→ Exercise details
Transcribe the records that follow exactly. Skip the pictures.

--- BEGIN Given data ---

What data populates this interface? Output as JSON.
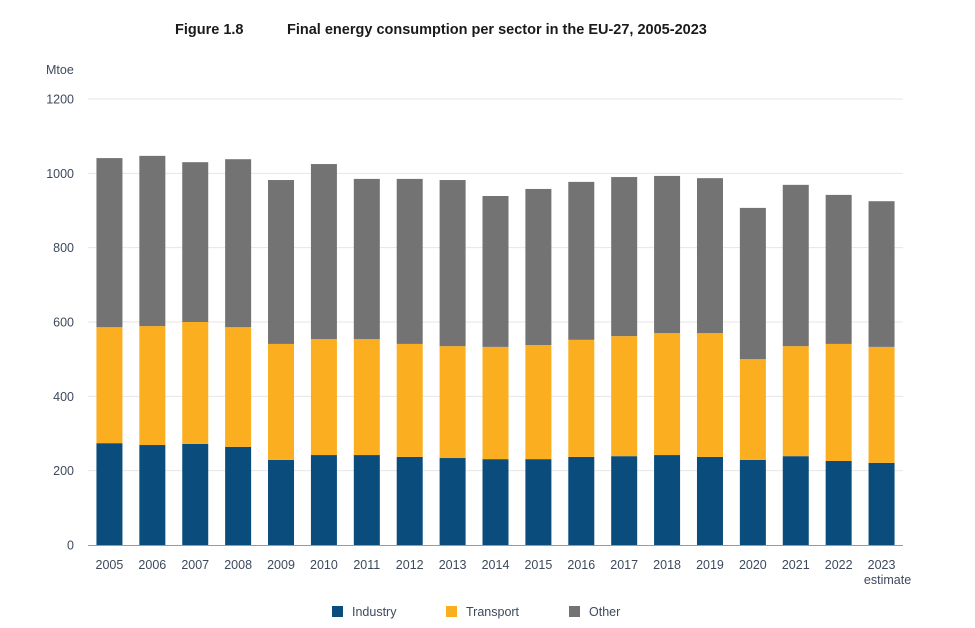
{
  "header": {
    "figure_label": "Figure 1.8",
    "title": "Final energy consumption per sector in the EU-27, 2005-2023"
  },
  "chart_data": {
    "type": "bar",
    "stacked": true,
    "title": "Final energy consumption per sector in the EU-27, 2005-2023",
    "xlabel": "",
    "ylabel": "Mtoe",
    "ylim": [
      0,
      1200
    ],
    "yticks": [
      0,
      200,
      400,
      600,
      800,
      1000,
      1200
    ],
    "grid": true,
    "legend_position": "bottom",
    "categories": [
      "2005",
      "2006",
      "2007",
      "2008",
      "2009",
      "2010",
      "2011",
      "2012",
      "2013",
      "2014",
      "2015",
      "2016",
      "2017",
      "2018",
      "2019",
      "2020",
      "2021",
      "2022",
      "2023"
    ],
    "category_sublabels": {
      "2023": "estimate"
    },
    "series": [
      {
        "name": "Industry",
        "color": "#0a4c7c",
        "values": [
          274,
          269,
          272,
          264,
          229,
          242,
          242,
          237,
          234,
          231,
          231,
          237,
          239,
          242,
          237,
          229,
          239,
          226,
          221
        ]
      },
      {
        "name": "Transport",
        "color": "#fbae1f",
        "values": [
          312,
          320,
          328,
          322,
          312,
          312,
          312,
          304,
          301,
          302,
          307,
          315,
          323,
          328,
          333,
          271,
          296,
          315,
          312
        ]
      },
      {
        "name": "Other",
        "color": "#737373",
        "values": [
          455,
          458,
          430,
          452,
          441,
          471,
          431,
          444,
          447,
          406,
          420,
          425,
          428,
          423,
          417,
          407,
          434,
          401,
          392
        ]
      }
    ]
  },
  "colors": {
    "gridline": "#e6e6e6",
    "axis": "#9a9a9a",
    "text": "#3d4a5c"
  }
}
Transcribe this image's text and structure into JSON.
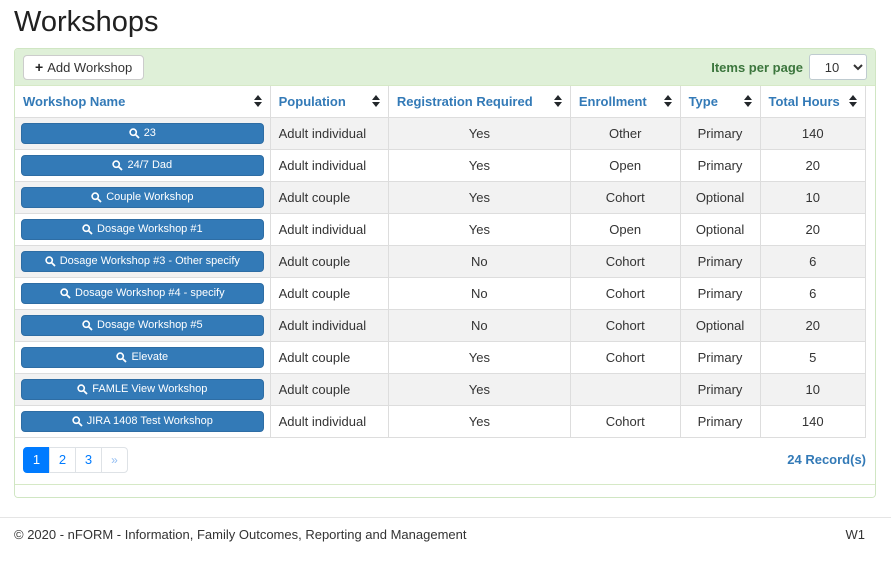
{
  "page": {
    "title": "Workshops"
  },
  "toolbar": {
    "add_button_label": "Add Workshop",
    "add_icon_glyph": "+",
    "items_per_page_label": "Items per page",
    "items_per_page_value": "10"
  },
  "table": {
    "columns": [
      "Workshop Name",
      "Population",
      "Registration Required",
      "Enrollment",
      "Type",
      "Total Hours"
    ],
    "rows": [
      {
        "name": "23",
        "population": "Adult individual",
        "registration_required": "Yes",
        "enrollment": "Other",
        "type": "Primary",
        "total_hours": "140"
      },
      {
        "name": "24/7 Dad",
        "population": "Adult individual",
        "registration_required": "Yes",
        "enrollment": "Open",
        "type": "Primary",
        "total_hours": "20"
      },
      {
        "name": "Couple Workshop",
        "population": "Adult couple",
        "registration_required": "Yes",
        "enrollment": "Cohort",
        "type": "Optional",
        "total_hours": "10"
      },
      {
        "name": "Dosage Workshop #1",
        "population": "Adult individual",
        "registration_required": "Yes",
        "enrollment": "Open",
        "type": "Optional",
        "total_hours": "20"
      },
      {
        "name": "Dosage Workshop #3 - Other specify",
        "population": "Adult couple",
        "registration_required": "No",
        "enrollment": "Cohort",
        "type": "Primary",
        "total_hours": "6"
      },
      {
        "name": "Dosage Workshop #4 - specify",
        "population": "Adult couple",
        "registration_required": "No",
        "enrollment": "Cohort",
        "type": "Primary",
        "total_hours": "6"
      },
      {
        "name": "Dosage Workshop #5",
        "population": "Adult individual",
        "registration_required": "No",
        "enrollment": "Cohort",
        "type": "Optional",
        "total_hours": "20"
      },
      {
        "name": "Elevate",
        "population": "Adult couple",
        "registration_required": "Yes",
        "enrollment": "Cohort",
        "type": "Primary",
        "total_hours": "5"
      },
      {
        "name": "FAMLE View Workshop",
        "population": "Adult couple",
        "registration_required": "Yes",
        "enrollment": "",
        "type": "Primary",
        "total_hours": "10"
      },
      {
        "name": "JIRA 1408 Test Workshop",
        "population": "Adult individual",
        "registration_required": "Yes",
        "enrollment": "Cohort",
        "type": "Primary",
        "total_hours": "140"
      }
    ]
  },
  "pagination": {
    "pages": [
      "1",
      "2",
      "3"
    ],
    "active_page": "1",
    "next_label": "»",
    "record_count": "24 Record(s)"
  },
  "footer": {
    "copyright": "© 2020 - nFORM - Information, Family Outcomes, Reporting and Management",
    "version": "W1"
  },
  "colors": {
    "panel_heading_bg": "#dff0d8",
    "panel_border": "#d6e9c6",
    "header_link_blue": "#337ab7",
    "name_button_blue": "#337ab7",
    "active_page_blue": "#007bff",
    "stripe_gray": "#f2f2f2"
  }
}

--- END Given data ---

→ Reply
What data populates this interface? Output as JSON.
{
  "header": {
    "figure_label": "Figure 1.8",
    "title": "Final energy consumption per sector in the EU-27, 2005-2023"
  },
  "chart_data": {
    "type": "bar",
    "stacked": true,
    "title": "Final energy consumption per sector in the EU-27, 2005-2023",
    "xlabel": "",
    "ylabel": "Mtoe",
    "ylim": [
      0,
      1200
    ],
    "yticks": [
      0,
      200,
      400,
      600,
      800,
      1000,
      1200
    ],
    "grid": true,
    "legend_position": "bottom",
    "categories": [
      "2005",
      "2006",
      "2007",
      "2008",
      "2009",
      "2010",
      "2011",
      "2012",
      "2013",
      "2014",
      "2015",
      "2016",
      "2017",
      "2018",
      "2019",
      "2020",
      "2021",
      "2022",
      "2023"
    ],
    "category_sublabels": {
      "2023": "estimate"
    },
    "series": [
      {
        "name": "Industry",
        "color": "#0a4c7c",
        "values": [
          274,
          269,
          272,
          264,
          229,
          242,
          242,
          237,
          234,
          231,
          231,
          237,
          239,
          242,
          237,
          229,
          239,
          226,
          221
        ]
      },
      {
        "name": "Transport",
        "color": "#fbae1f",
        "values": [
          312,
          320,
          328,
          322,
          312,
          312,
          312,
          304,
          301,
          302,
          307,
          315,
          323,
          328,
          333,
          271,
          296,
          315,
          312
        ]
      },
      {
        "name": "Other",
        "color": "#737373",
        "values": [
          455,
          458,
          430,
          452,
          441,
          471,
          431,
          444,
          447,
          406,
          420,
          425,
          428,
          423,
          417,
          407,
          434,
          401,
          392
        ]
      }
    ]
  },
  "colors": {
    "gridline": "#e6e6e6",
    "axis": "#9a9a9a",
    "text": "#3d4a5c"
  }
}
Transcribe this image's text and structure into JSON.
{
  "page": {
    "title": "Workshops"
  },
  "toolbar": {
    "add_button_label": "Add Workshop",
    "add_icon_glyph": "+",
    "items_per_page_label": "Items per page",
    "items_per_page_value": "10"
  },
  "table": {
    "columns": [
      "Workshop Name",
      "Population",
      "Registration Required",
      "Enrollment",
      "Type",
      "Total Hours"
    ],
    "rows": [
      {
        "name": "23",
        "population": "Adult individual",
        "registration_required": "Yes",
        "enrollment": "Other",
        "type": "Primary",
        "total_hours": "140"
      },
      {
        "name": "24/7 Dad",
        "population": "Adult individual",
        "registration_required": "Yes",
        "enrollment": "Open",
        "type": "Primary",
        "total_hours": "20"
      },
      {
        "name": "Couple Workshop",
        "population": "Adult couple",
        "registration_required": "Yes",
        "enrollment": "Cohort",
        "type": "Optional",
        "total_hours": "10"
      },
      {
        "name": "Dosage Workshop #1",
        "population": "Adult individual",
        "registration_required": "Yes",
        "enrollment": "Open",
        "type": "Optional",
        "total_hours": "20"
      },
      {
        "name": "Dosage Workshop #3 - Other specify",
        "population": "Adult couple",
        "registration_required": "No",
        "enrollment": "Cohort",
        "type": "Primary",
        "total_hours": "6"
      },
      {
        "name": "Dosage Workshop #4 - specify",
        "population": "Adult couple",
        "registration_required": "No",
        "enrollment": "Cohort",
        "type": "Primary",
        "total_hours": "6"
      },
      {
        "name": "Dosage Workshop #5",
        "population": "Adult individual",
        "registration_required": "No",
        "enrollment": "Cohort",
        "type": "Optional",
        "total_hours": "20"
      },
      {
        "name": "Elevate",
        "population": "Adult couple",
        "registration_required": "Yes",
        "enrollment": "Cohort",
        "type": "Primary",
        "total_hours": "5"
      },
      {
        "name": "FAMLE View Workshop",
        "population": "Adult couple",
        "registration_required": "Yes",
        "enrollment": "",
        "type": "Primary",
        "total_hours": "10"
      },
      {
        "name": "JIRA 1408 Test Workshop",
        "population": "Adult individual",
        "registration_required": "Yes",
        "enrollment": "Cohort",
        "type": "Primary",
        "total_hours": "140"
      }
    ]
  },
  "pagination": {
    "pages": [
      "1",
      "2",
      "3"
    ],
    "active_page": "1",
    "next_label": "»",
    "record_count": "24 Record(s)"
  },
  "footer": {
    "copyright": "© 2020 - nFORM - Information, Family Outcomes, Reporting and Management",
    "version": "W1"
  },
  "colors": {
    "panel_heading_bg": "#dff0d8",
    "panel_border": "#d6e9c6",
    "header_link_blue": "#337ab7",
    "name_button_blue": "#337ab7",
    "active_page_blue": "#007bff",
    "stripe_gray": "#f2f2f2"
  }
}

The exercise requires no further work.